(Stored data)
## BEGIN
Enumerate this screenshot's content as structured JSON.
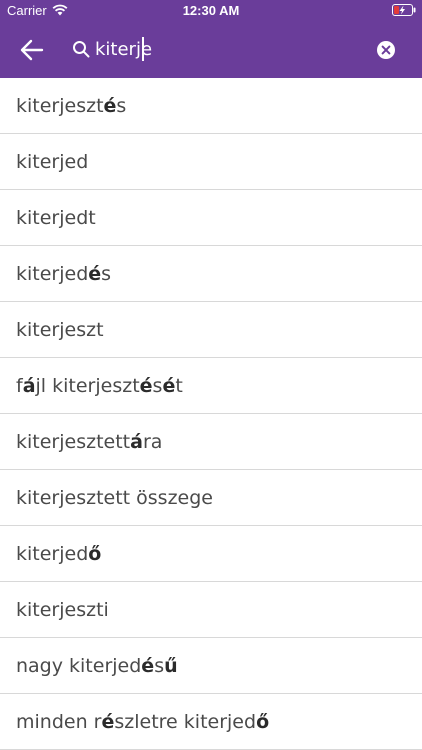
{
  "status_bar": {
    "carrier": "Carrier",
    "time": "12:30 AM"
  },
  "search": {
    "value": "kiterje",
    "placeholder": ""
  },
  "icons": {
    "back": "arrow-left-icon",
    "search": "search-icon",
    "clear": "clear-circle-icon"
  },
  "colors": {
    "header": "#6a3d9a",
    "text": "#4a4a4a",
    "divider": "#d8d8d8"
  },
  "results": [
    {
      "segments": [
        {
          "t": "kiterjeszt",
          "b": false
        },
        {
          "t": "é",
          "b": true
        },
        {
          "t": "s",
          "b": false
        }
      ]
    },
    {
      "segments": [
        {
          "t": "kiterjed",
          "b": false
        }
      ]
    },
    {
      "segments": [
        {
          "t": "kiterjedt",
          "b": false
        }
      ]
    },
    {
      "segments": [
        {
          "t": "kiterjed",
          "b": false
        },
        {
          "t": "é",
          "b": true
        },
        {
          "t": "s",
          "b": false
        }
      ]
    },
    {
      "segments": [
        {
          "t": "kiterjeszt",
          "b": false
        }
      ]
    },
    {
      "segments": [
        {
          "t": "f",
          "b": false
        },
        {
          "t": "á",
          "b": true
        },
        {
          "t": "jl kiterjeszt",
          "b": false
        },
        {
          "t": "é",
          "b": true
        },
        {
          "t": "s",
          "b": false
        },
        {
          "t": "é",
          "b": true
        },
        {
          "t": "t",
          "b": false
        }
      ]
    },
    {
      "segments": [
        {
          "t": "kiterjesztett ",
          "b": false
        },
        {
          "t": "á",
          "b": true
        },
        {
          "t": "ra",
          "b": false
        }
      ]
    },
    {
      "segments": [
        {
          "t": "kiterjesztett összege",
          "b": false
        }
      ]
    },
    {
      "segments": [
        {
          "t": "kiterjed",
          "b": false
        },
        {
          "t": "ő",
          "b": true
        }
      ]
    },
    {
      "segments": [
        {
          "t": "kiterjeszti",
          "b": false
        }
      ]
    },
    {
      "segments": [
        {
          "t": "nagy kiterjed",
          "b": false
        },
        {
          "t": "é",
          "b": true
        },
        {
          "t": "s",
          "b": false
        },
        {
          "t": "ű",
          "b": true
        }
      ]
    },
    {
      "segments": [
        {
          "t": "minden r",
          "b": false
        },
        {
          "t": "é",
          "b": true
        },
        {
          "t": "szletre kiterjed",
          "b": false
        },
        {
          "t": "ő",
          "b": true
        }
      ]
    }
  ]
}
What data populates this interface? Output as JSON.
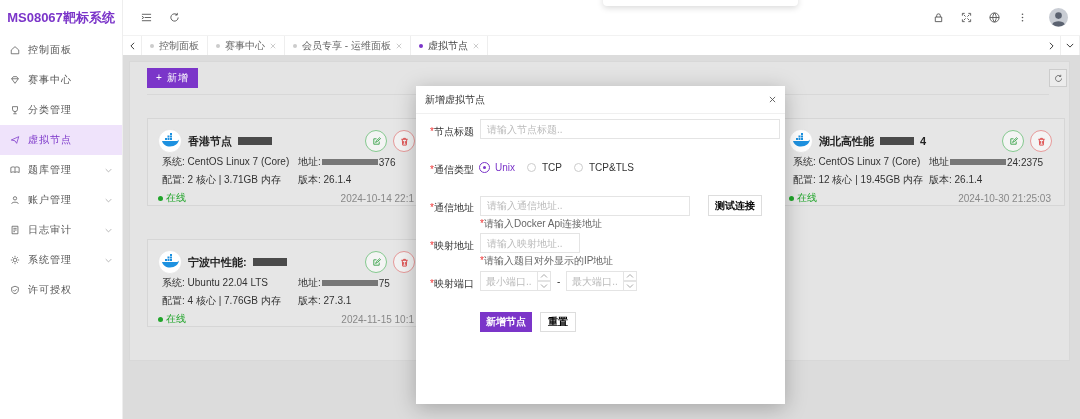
## END
● WHAT YOU WILL DO
Output an exact copy of the material, with the pictures removed.

● FULL SOLUTION
Enumerate this screenshot's content as structured JSON.
{
  "status_bar": {
    "carrier": "Carrier",
    "time": "12:30 AM"
  },
  "search": {
    "value": "kiterje",
    "placeholder": ""
  },
  "icons": {
    "back": "arrow-left-icon",
    "search": "search-icon",
    "clear": "clear-circle-icon"
  },
  "colors": {
    "header": "#6a3d9a",
    "text": "#4a4a4a",
    "divider": "#d8d8d8"
  },
  "results": [
    {
      "segments": [
        {
          "t": "kiterjeszt",
          "b": false
        },
        {
          "t": "é",
          "b": true
        },
        {
          "t": "s",
          "b": false
        }
      ]
    },
    {
      "segments": [
        {
          "t": "kiterjed",
          "b": false
        }
      ]
    },
    {
      "segments": [
        {
          "t": "kiterjedt",
          "b": false
        }
      ]
    },
    {
      "segments": [
        {
          "t": "kiterjed",
          "b": false
        },
        {
          "t": "é",
          "b": true
        },
        {
          "t": "s",
          "b": false
        }
      ]
    },
    {
      "segments": [
        {
          "t": "kiterjeszt",
          "b": false
        }
      ]
    },
    {
      "segments": [
        {
          "t": "f",
          "b": false
        },
        {
          "t": "á",
          "b": true
        },
        {
          "t": "jl kiterjeszt",
          "b": false
        },
        {
          "t": "é",
          "b": true
        },
        {
          "t": "s",
          "b": false
        },
        {
          "t": "é",
          "b": true
        },
        {
          "t": "t",
          "b": false
        }
      ]
    },
    {
      "segments": [
        {
          "t": "kiterjesztett ",
          "b": false
        },
        {
          "t": "á",
          "b": true
        },
        {
          "t": "ra",
          "b": false
        }
      ]
    },
    {
      "segments": [
        {
          "t": "kiterjesztett összege",
          "b": false
        }
      ]
    },
    {
      "segments": [
        {
          "t": "kiterjed",
          "b": false
        },
        {
          "t": "ő",
          "b": true
        }
      ]
    },
    {
      "segments": [
        {
          "t": "kiterjeszti",
          "b": false
        }
      ]
    },
    {
      "segments": [
        {
          "t": "nagy kiterjed",
          "b": false
        },
        {
          "t": "é",
          "b": true
        },
        {
          "t": "s",
          "b": false
        },
        {
          "t": "ű",
          "b": true
        }
      ]
    },
    {
      "segments": [
        {
          "t": "minden r",
          "b": false
        },
        {
          "t": "é",
          "b": true
        },
        {
          "t": "szletre kiterjed",
          "b": false
        },
        {
          "t": "ő",
          "b": true
        }
      ]
    }
  ]
}
What data populates this interface? Output as JSON.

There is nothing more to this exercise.